_Records_:
######
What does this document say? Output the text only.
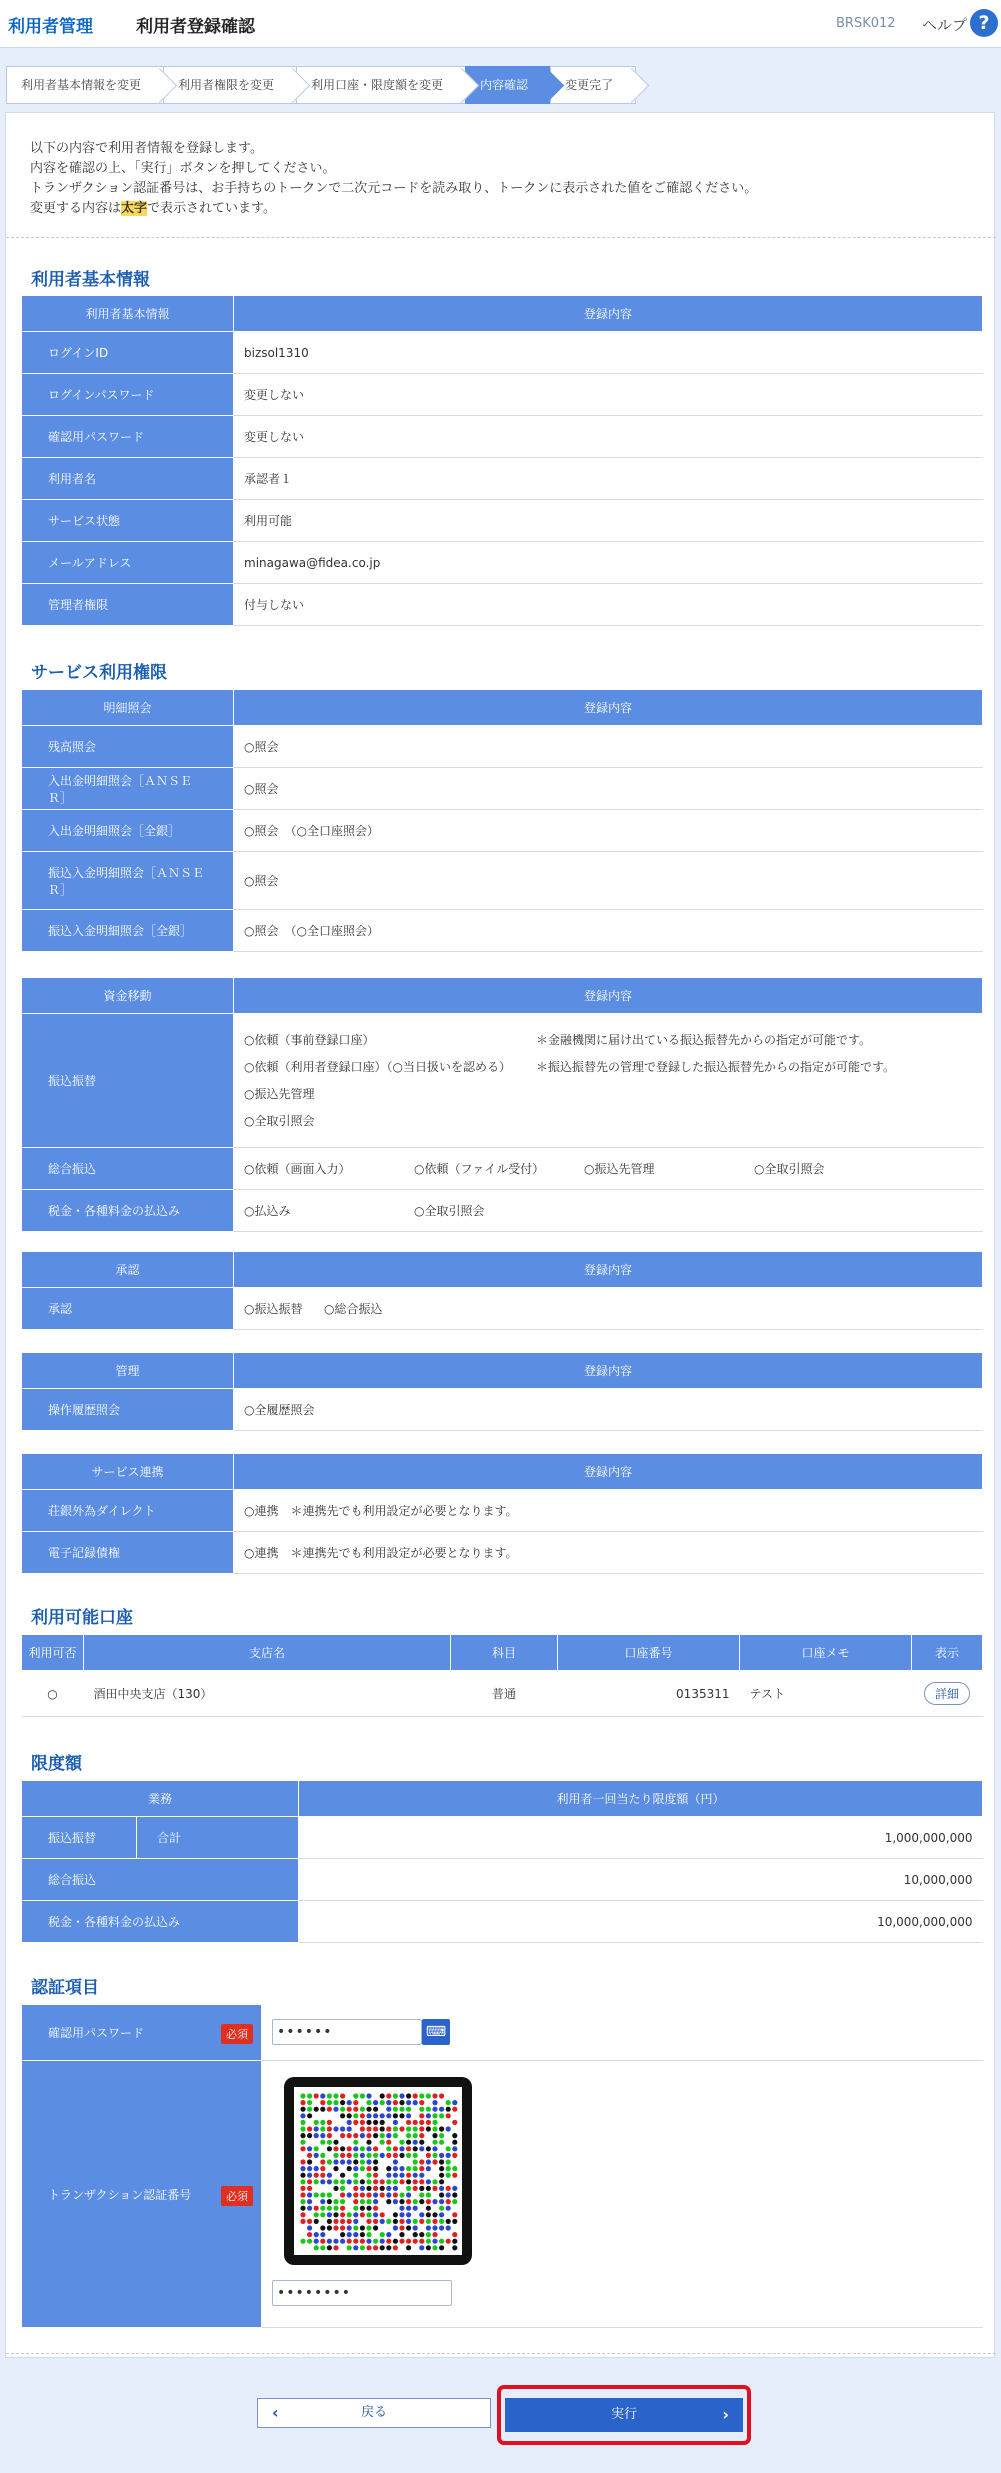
利用者管理	利用者登録確認	BRSK012 ヘルプ ?
利用者基本情報を変更	利用者権限を変更	利用口座・限度額を変更	内容確認	変更完了
以下の内容で利用者情報を登録します。
内容を確認の上、「実行」ボタンを押してください。
トランザクション認証番号は、お手持ちのトークンで二次元コードを読み取り、トークンに表示された値をご確認ください。
変更する内容は太字で表示されています。
利用者基本情報
利用者基本情報	登録内容
ログインID	bizsol1310
ログインパスワード	変更しない
確認用パスワード	変更しない
利用者名	承認者１
サービス状態	利用可能
メールアドレス	minagawa@fidea.co.jp
管理者権限	付与しない
サービス利用権限
明細照会	登録内容
残高照会	○照会
入出金明細照会［ＡＮＳＥＲ］	○照会
入出金明細照会［全銀］	○照会　（○全口座照会）
振込入金明細照会［ＡＮＳＥＲ］	○照会
振込入金明細照会［全銀］	○照会　（○全口座照会）
資金移動	登録内容
振込振替	○依頼（事前登録口座） ＊金融機関に届け出ている振込振替先からの指定が可能です。
○依頼（利用者登録口座）（○当日扱いを認める） ＊振込振替先の管理で登録した振込振替先からの指定が可能です。
○振込先管理
○全取引照会

総合振込	○依頼（画面入力） ○依頼（ファイル受付） ○振込先管理 ○全取引照会
税金・各種料金の払込み	○払込み ○全取引照会
承認	登録内容
承認	○振込振替 ○総合振込
管理	登録内容
操作履歴照会	○全履歴照会
サービス連携	登録内容
荘銀外為ダイレクト	○連携　＊連携先でも利用設定が必要となります。
電子記録債権	○連携　＊連携先でも利用設定が必要となります。
利用可能口座
利用可否	支店名	科目	口座番号	口座メモ	表示
○	酒田中央支店（130）	普通	0135311	テスト	詳細
限度額
業務		利用者一回当たり限度額（円）
振込振替	合計	1,000,000,000
総合振込		10,000,000
税金・各種料金の払込み		10,000,000,000
認証項目
確認用パスワード 必須	•••••• ⌨
トランザクション認証番号 必須	••••••••
‹	戻る	実行	›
######
_Task directions_:
Leave out every picture and copy the rest of the records exactly.

_Task answer_:
What does this document say? Output the text only.
利用者管理	利用者登録確認	BRSK012 ヘルプ ?
利用者基本情報を変更	利用者権限を変更	利用口座・限度額を変更	内容確認	変更完了
以下の内容で利用者情報を登録します。
内容を確認の上、「実行」ボタンを押してください。
トランザクション認証番号は、お手持ちのトークンで二次元コードを読み取り、トークンに表示された値をご確認ください。
変更する内容は太字で表示されています。
利用者基本情報
利用者基本情報	登録内容
ログインID	bizsol1310
ログインパスワード	変更しない
確認用パスワード	変更しない
利用者名	承認者１
サービス状態	利用可能
メールアドレス	minagawa@fidea.co.jp
管理者権限	付与しない
サービス利用権限
明細照会	登録内容
残高照会	○照会
入出金明細照会［ＡＮＳＥＲ］	○照会
入出金明細照会［全銀］	○照会　（○全口座照会）
振込入金明細照会［ＡＮＳＥＲ］	○照会
振込入金明細照会［全銀］	○照会　（○全口座照会）
資金移動	登録内容
振込振替	○依頼（事前登録口座） ＊金融機関に届け出ている振込振替先からの指定が可能です。
○依頼（利用者登録口座）（○当日扱いを認める） ＊振込振替先の管理で登録した振込振替先からの指定が可能です。
○振込先管理
○全取引照会

総合振込	○依頼（画面入力） ○依頼（ファイル受付） ○振込先管理 ○全取引照会
税金・各種料金の払込み	○払込み ○全取引照会
承認	登録内容
承認	○振込振替 ○総合振込
管理	登録内容
操作履歴照会	○全履歴照会
サービス連携	登録内容
荘銀外為ダイレクト	○連携　＊連携先でも利用設定が必要となります。
電子記録債権	○連携　＊連携先でも利用設定が必要となります。
利用可能口座
利用可否	支店名	科目	口座番号	口座メモ	表示
○	酒田中央支店（130）	普通	0135311	テスト	詳細
限度額
業務		利用者一回当たり限度額（円）
振込振替	合計	1,000,000,000
総合振込		10,000,000
税金・各種料金の払込み		10,000,000,000
認証項目
確認用パスワード 必須	•••••• ⌨
トランザクション認証番号 必須	••••••••
‹	戻る	実行	›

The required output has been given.